INSTRUCTIONS FOR THE TASK:
Output the full listing below exactly, without the pictures.

RECORDS FOR THIS TASK:
_ _ _

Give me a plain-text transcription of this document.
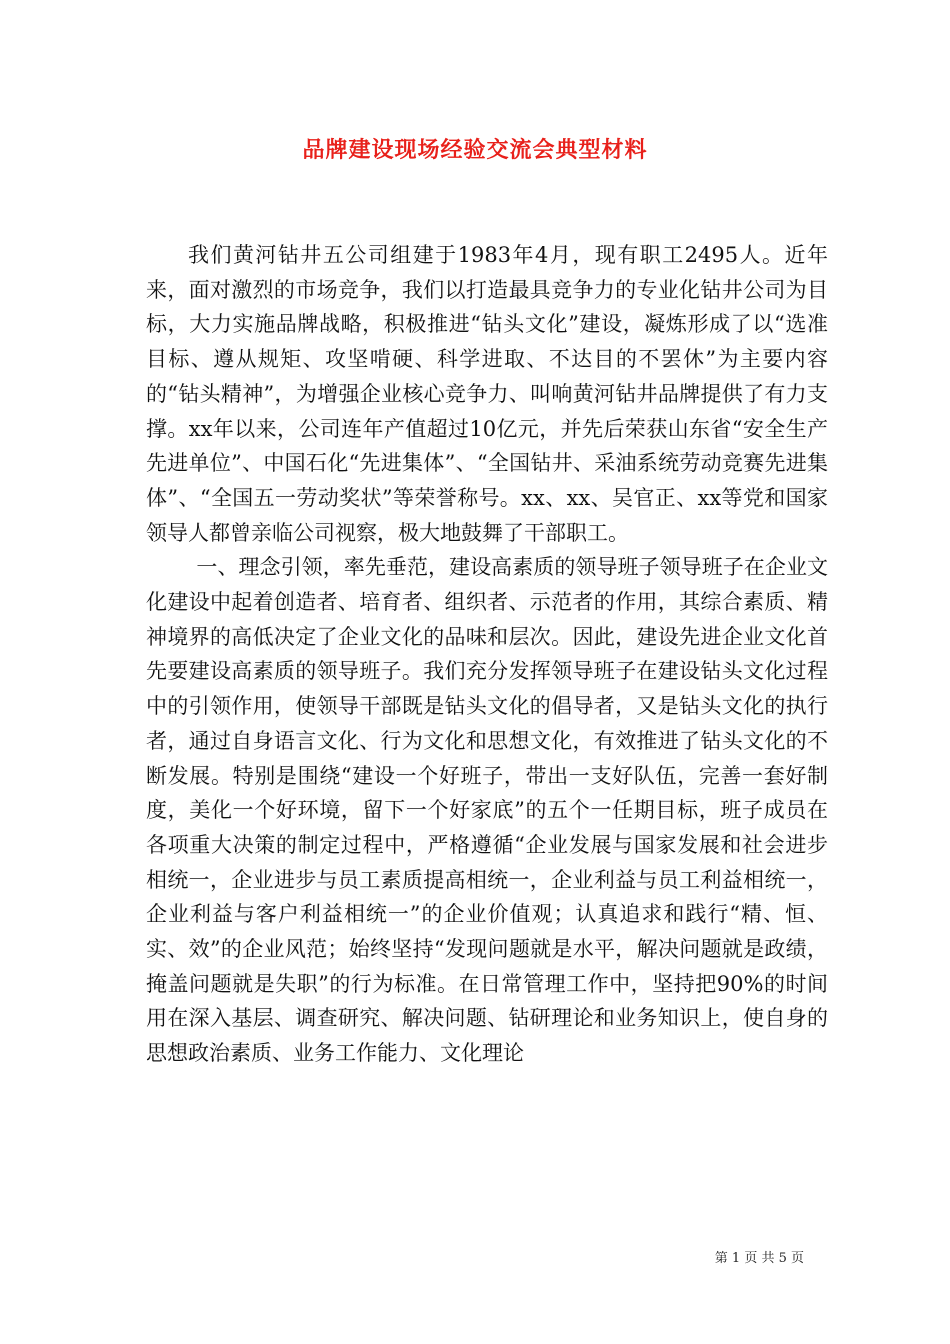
品牌建设现场经验交流会典型材料

我们黄河钻井五公司组建于1983年4月，现有职工2495人。近年来，面对激烈的市场竞争，我们以打造最具竞争力的专业化钻井公司为目标，大力实施品牌战略，积极推进“钻头文化”建设，凝炼形成了以“选准目标、遵从规矩、攻坚啃硬、科学进取、不达目的不罢休”为主要内容的“钻头精神”，为增强企业核心竞争力、叫响黄河钻井品牌提供了有力支撑。xx年以来，公司连年产值超过10亿元，并先后荣获山东省“安全生产先进单位”、中国石化“先进集体”、“全国钻井、采油系统劳动竞赛先进集体”、“全国五一劳动奖状”等荣誉称号。xx、xx、吴官正、xx等党和国家领导人都曾亲临公司视察，极大地鼓舞了干部职工。

一、理念引领，率先垂范，建设高素质的领导班子领导班子在企业文化建设中起着创造者、培育者、组织者、示范者的作用，其综合素质、精神境界的高低决定了企业文化的品味和层次。因此，建设先进企业文化首先要建设高素质的领导班子。我们充分发挥领导班子在建设钻头文化过程中的引领作用，使领导干部既是钻头文化的倡导者，又是钻头文化的执行者，通过自身语言文化、行为文化和思想文化，有效推进了钻头文化的不断发展。特别是围绕“建设一个好班子，带出一支好队伍，完善一套好制度，美化一个好环境，留下一个好家底”的五个一任期目标，班子成员在各项重大决策的制定过程中，严格遵循“企业发展与国家发展和社会进步相统一，企业进步与员工素质提高相统一，企业利益与员工利益相统一，企业利益与客户利益相统一”的企业价值观；认真追求和践行“精、恒、实、效”的企业风范；始终坚持“发现问题就是水平，解决问题就是政绩，掩盖问题就是失职”的行为标准。在日常管理工作中，坚持把90%的时间用在深入基层、调查研究、解决问题、钻研理论和业务知识上，使自身的思想政治素质、业务工作能力、文化理论

第 1 页 共 5 页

_ _ _

EXPECTED ANSWER:
Give me a plain-text transcription of this document.
品牌建设现场经验交流会典型材料

我们黄河钻井五公司组建于1983年4月，现有职工2495人。近年来，面对激烈的市场竞争，我们以打造最具竞争力的专业化钻井公司为目标，大力实施品牌战略，积极推进“钻头文化”建设，凝炼形成了以“选准目标、遵从规矩、攻坚啃硬、科学进取、不达目的不罢休”为主要内容的“钻头精神”，为增强企业核心竞争力、叫响黄河钻井品牌提供了有力支撑。xx年以来，公司连年产值超过10亿元，并先后荣获山东省“安全生产先进单位”、中国石化“先进集体”、“全国钻井、采油系统劳动竞赛先进集体”、“全国五一劳动奖状”等荣誉称号。xx、xx、吴官正、xx等党和国家领导人都曾亲临公司视察，极大地鼓舞了干部职工。

一、理念引领，率先垂范，建设高素质的领导班子领导班子在企业文化建设中起着创造者、培育者、组织者、示范者的作用，其综合素质、精神境界的高低决定了企业文化的品味和层次。因此，建设先进企业文化首先要建设高素质的领导班子。我们充分发挥领导班子在建设钻头文化过程中的引领作用，使领导干部既是钻头文化的倡导者，又是钻头文化的执行者，通过自身语言文化、行为文化和思想文化，有效推进了钻头文化的不断发展。特别是围绕“建设一个好班子，带出一支好队伍，完善一套好制度，美化一个好环境，留下一个好家底”的五个一任期目标，班子成员在各项重大决策的制定过程中，严格遵循“企业发展与国家发展和社会进步相统一，企业进步与员工素质提高相统一，企业利益与员工利益相统一，企业利益与客户利益相统一”的企业价值观；认真追求和践行“精、恒、实、效”的企业风范；始终坚持“发现问题就是水平，解决问题就是政绩，掩盖问题就是失职”的行为标准。在日常管理工作中，坚持把90%的时间用在深入基层、调查研究、解决问题、钻研理论和业务知识上，使自身的思想政治素质、业务工作能力、文化理论

第 1 页 共 5 页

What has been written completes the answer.